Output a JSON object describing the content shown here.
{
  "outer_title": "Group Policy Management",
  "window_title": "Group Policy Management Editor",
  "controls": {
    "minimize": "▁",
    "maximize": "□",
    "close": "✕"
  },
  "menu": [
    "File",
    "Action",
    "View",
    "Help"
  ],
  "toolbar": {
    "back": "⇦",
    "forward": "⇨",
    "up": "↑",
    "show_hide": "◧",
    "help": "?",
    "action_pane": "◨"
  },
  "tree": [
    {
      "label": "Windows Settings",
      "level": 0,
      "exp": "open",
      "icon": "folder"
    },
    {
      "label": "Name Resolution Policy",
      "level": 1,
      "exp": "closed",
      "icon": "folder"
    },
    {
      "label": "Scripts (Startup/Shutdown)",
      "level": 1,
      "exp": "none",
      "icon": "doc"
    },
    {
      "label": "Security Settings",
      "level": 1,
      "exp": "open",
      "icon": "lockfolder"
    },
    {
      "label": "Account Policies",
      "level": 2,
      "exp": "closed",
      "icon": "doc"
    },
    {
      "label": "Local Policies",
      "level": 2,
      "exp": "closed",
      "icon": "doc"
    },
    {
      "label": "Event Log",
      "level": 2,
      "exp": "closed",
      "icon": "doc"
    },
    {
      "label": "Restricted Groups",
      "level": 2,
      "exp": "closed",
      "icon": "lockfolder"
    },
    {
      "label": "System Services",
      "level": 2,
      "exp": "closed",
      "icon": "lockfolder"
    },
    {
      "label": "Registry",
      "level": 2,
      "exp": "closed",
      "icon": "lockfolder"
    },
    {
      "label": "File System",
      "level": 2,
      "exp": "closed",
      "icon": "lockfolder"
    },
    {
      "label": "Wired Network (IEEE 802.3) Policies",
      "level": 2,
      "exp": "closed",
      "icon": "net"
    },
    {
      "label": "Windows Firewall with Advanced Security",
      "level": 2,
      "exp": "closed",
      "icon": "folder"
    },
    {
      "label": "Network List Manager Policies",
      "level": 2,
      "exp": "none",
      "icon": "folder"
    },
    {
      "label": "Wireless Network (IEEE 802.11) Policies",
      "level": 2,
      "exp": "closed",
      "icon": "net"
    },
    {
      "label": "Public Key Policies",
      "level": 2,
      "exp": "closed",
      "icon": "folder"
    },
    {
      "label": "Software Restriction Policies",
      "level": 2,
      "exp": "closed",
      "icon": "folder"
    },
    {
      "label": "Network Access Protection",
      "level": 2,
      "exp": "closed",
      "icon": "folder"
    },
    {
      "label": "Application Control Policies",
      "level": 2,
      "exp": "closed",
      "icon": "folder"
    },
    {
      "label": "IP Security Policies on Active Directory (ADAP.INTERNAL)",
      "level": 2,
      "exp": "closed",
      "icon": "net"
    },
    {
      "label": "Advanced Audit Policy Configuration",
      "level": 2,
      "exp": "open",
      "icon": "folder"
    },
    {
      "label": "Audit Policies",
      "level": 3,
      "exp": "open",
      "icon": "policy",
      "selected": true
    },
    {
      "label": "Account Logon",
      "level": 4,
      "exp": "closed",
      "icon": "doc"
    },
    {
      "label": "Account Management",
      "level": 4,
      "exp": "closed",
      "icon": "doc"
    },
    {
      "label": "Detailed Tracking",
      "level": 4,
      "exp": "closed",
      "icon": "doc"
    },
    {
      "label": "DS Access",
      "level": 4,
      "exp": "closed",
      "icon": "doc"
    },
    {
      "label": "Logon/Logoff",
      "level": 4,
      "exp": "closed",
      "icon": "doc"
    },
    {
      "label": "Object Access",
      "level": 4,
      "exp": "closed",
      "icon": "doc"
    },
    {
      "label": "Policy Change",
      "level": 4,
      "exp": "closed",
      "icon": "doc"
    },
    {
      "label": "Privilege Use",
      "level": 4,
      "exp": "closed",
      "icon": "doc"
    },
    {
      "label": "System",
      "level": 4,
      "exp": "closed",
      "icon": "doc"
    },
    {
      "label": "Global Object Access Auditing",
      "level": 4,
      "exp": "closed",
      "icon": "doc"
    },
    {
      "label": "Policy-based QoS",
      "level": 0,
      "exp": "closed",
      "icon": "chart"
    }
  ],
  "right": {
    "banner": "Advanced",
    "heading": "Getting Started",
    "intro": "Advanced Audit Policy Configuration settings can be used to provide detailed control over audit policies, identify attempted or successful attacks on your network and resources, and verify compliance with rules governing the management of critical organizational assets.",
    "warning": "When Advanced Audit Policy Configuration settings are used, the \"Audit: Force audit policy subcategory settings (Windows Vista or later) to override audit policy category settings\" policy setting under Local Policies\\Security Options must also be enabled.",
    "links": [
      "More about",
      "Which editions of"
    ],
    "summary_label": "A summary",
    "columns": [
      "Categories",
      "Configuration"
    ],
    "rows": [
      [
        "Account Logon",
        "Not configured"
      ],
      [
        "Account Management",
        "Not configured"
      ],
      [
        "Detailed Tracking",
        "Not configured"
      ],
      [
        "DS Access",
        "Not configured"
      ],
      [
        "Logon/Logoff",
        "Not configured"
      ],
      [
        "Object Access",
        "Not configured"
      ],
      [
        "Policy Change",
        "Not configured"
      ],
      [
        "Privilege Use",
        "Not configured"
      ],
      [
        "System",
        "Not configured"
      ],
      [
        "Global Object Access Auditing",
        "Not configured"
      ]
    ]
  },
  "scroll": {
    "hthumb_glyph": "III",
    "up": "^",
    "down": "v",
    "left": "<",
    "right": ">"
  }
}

★ ★ ★ ★

What to do —
Retype the listing exactly, in full.

Task response —
Output a JSON object describing the content shown here.
{
  "outer_title": "Group Policy Management",
  "window_title": "Group Policy Management Editor",
  "controls": {
    "minimize": "▁",
    "maximize": "□",
    "close": "✕"
  },
  "menu": [
    "File",
    "Action",
    "View",
    "Help"
  ],
  "toolbar": {
    "back": "⇦",
    "forward": "⇨",
    "up": "↑",
    "show_hide": "◧",
    "help": "?",
    "action_pane": "◨"
  },
  "tree": [
    {
      "label": "Windows Settings",
      "level": 0,
      "exp": "open",
      "icon": "folder"
    },
    {
      "label": "Name Resolution Policy",
      "level": 1,
      "exp": "closed",
      "icon": "folder"
    },
    {
      "label": "Scripts (Startup/Shutdown)",
      "level": 1,
      "exp": "none",
      "icon": "doc"
    },
    {
      "label": "Security Settings",
      "level": 1,
      "exp": "open",
      "icon": "lockfolder"
    },
    {
      "label": "Account Policies",
      "level": 2,
      "exp": "closed",
      "icon": "doc"
    },
    {
      "label": "Local Policies",
      "level": 2,
      "exp": "closed",
      "icon": "doc"
    },
    {
      "label": "Event Log",
      "level": 2,
      "exp": "closed",
      "icon": "doc"
    },
    {
      "label": "Restricted Groups",
      "level": 2,
      "exp": "closed",
      "icon": "lockfolder"
    },
    {
      "label": "System Services",
      "level": 2,
      "exp": "closed",
      "icon": "lockfolder"
    },
    {
      "label": "Registry",
      "level": 2,
      "exp": "closed",
      "icon": "lockfolder"
    },
    {
      "label": "File System",
      "level": 2,
      "exp": "closed",
      "icon": "lockfolder"
    },
    {
      "label": "Wired Network (IEEE 802.3) Policies",
      "level": 2,
      "exp": "closed",
      "icon": "net"
    },
    {
      "label": "Windows Firewall with Advanced Security",
      "level": 2,
      "exp": "closed",
      "icon": "folder"
    },
    {
      "label": "Network List Manager Policies",
      "level": 2,
      "exp": "none",
      "icon": "folder"
    },
    {
      "label": "Wireless Network (IEEE 802.11) Policies",
      "level": 2,
      "exp": "closed",
      "icon": "net"
    },
    {
      "label": "Public Key Policies",
      "level": 2,
      "exp": "closed",
      "icon": "folder"
    },
    {
      "label": "Software Restriction Policies",
      "level": 2,
      "exp": "closed",
      "icon": "folder"
    },
    {
      "label": "Network Access Protection",
      "level": 2,
      "exp": "closed",
      "icon": "folder"
    },
    {
      "label": "Application Control Policies",
      "level": 2,
      "exp": "closed",
      "icon": "folder"
    },
    {
      "label": "IP Security Policies on Active Directory (ADAP.INTERNAL)",
      "level": 2,
      "exp": "closed",
      "icon": "net"
    },
    {
      "label": "Advanced Audit Policy Configuration",
      "level": 2,
      "exp": "open",
      "icon": "folder"
    },
    {
      "label": "Audit Policies",
      "level": 3,
      "exp": "open",
      "icon": "policy",
      "selected": true
    },
    {
      "label": "Account Logon",
      "level": 4,
      "exp": "closed",
      "icon": "doc"
    },
    {
      "label": "Account Management",
      "level": 4,
      "exp": "closed",
      "icon": "doc"
    },
    {
      "label": "Detailed Tracking",
      "level": 4,
      "exp": "closed",
      "icon": "doc"
    },
    {
      "label": "DS Access",
      "level": 4,
      "exp": "closed",
      "icon": "doc"
    },
    {
      "label": "Logon/Logoff",
      "level": 4,
      "exp": "closed",
      "icon": "doc"
    },
    {
      "label": "Object Access",
      "level": 4,
      "exp": "closed",
      "icon": "doc"
    },
    {
      "label": "Policy Change",
      "level": 4,
      "exp": "closed",
      "icon": "doc"
    },
    {
      "label": "Privilege Use",
      "level": 4,
      "exp": "closed",
      "icon": "doc"
    },
    {
      "label": "System",
      "level": 4,
      "exp": "closed",
      "icon": "doc"
    },
    {
      "label": "Global Object Access Auditing",
      "level": 4,
      "exp": "closed",
      "icon": "doc"
    },
    {
      "label": "Policy-based QoS",
      "level": 0,
      "exp": "closed",
      "icon": "chart"
    }
  ],
  "right": {
    "banner": "Advanced",
    "heading": "Getting Started",
    "intro": "Advanced Audit Policy Configuration settings can be used to provide detailed control over audit policies, identify attempted or successful attacks on your network and resources, and verify compliance with rules governing the management of critical organizational assets.",
    "warning": "When Advanced Audit Policy Configuration settings are used, the \"Audit: Force audit policy subcategory settings (Windows Vista or later) to override audit policy category settings\" policy setting under Local Policies\\Security Options must also be enabled.",
    "links": [
      "More about",
      "Which editions of"
    ],
    "summary_label": "A summary",
    "columns": [
      "Categories",
      "Configuration"
    ],
    "rows": [
      [
        "Account Logon",
        "Not configured"
      ],
      [
        "Account Management",
        "Not configured"
      ],
      [
        "Detailed Tracking",
        "Not configured"
      ],
      [
        "DS Access",
        "Not configured"
      ],
      [
        "Logon/Logoff",
        "Not configured"
      ],
      [
        "Object Access",
        "Not configured"
      ],
      [
        "Policy Change",
        "Not configured"
      ],
      [
        "Privilege Use",
        "Not configured"
      ],
      [
        "System",
        "Not configured"
      ],
      [
        "Global Object Access Auditing",
        "Not configured"
      ]
    ]
  },
  "scroll": {
    "hthumb_glyph": "III",
    "up": "^",
    "down": "v",
    "left": "<",
    "right": ">"
  }
}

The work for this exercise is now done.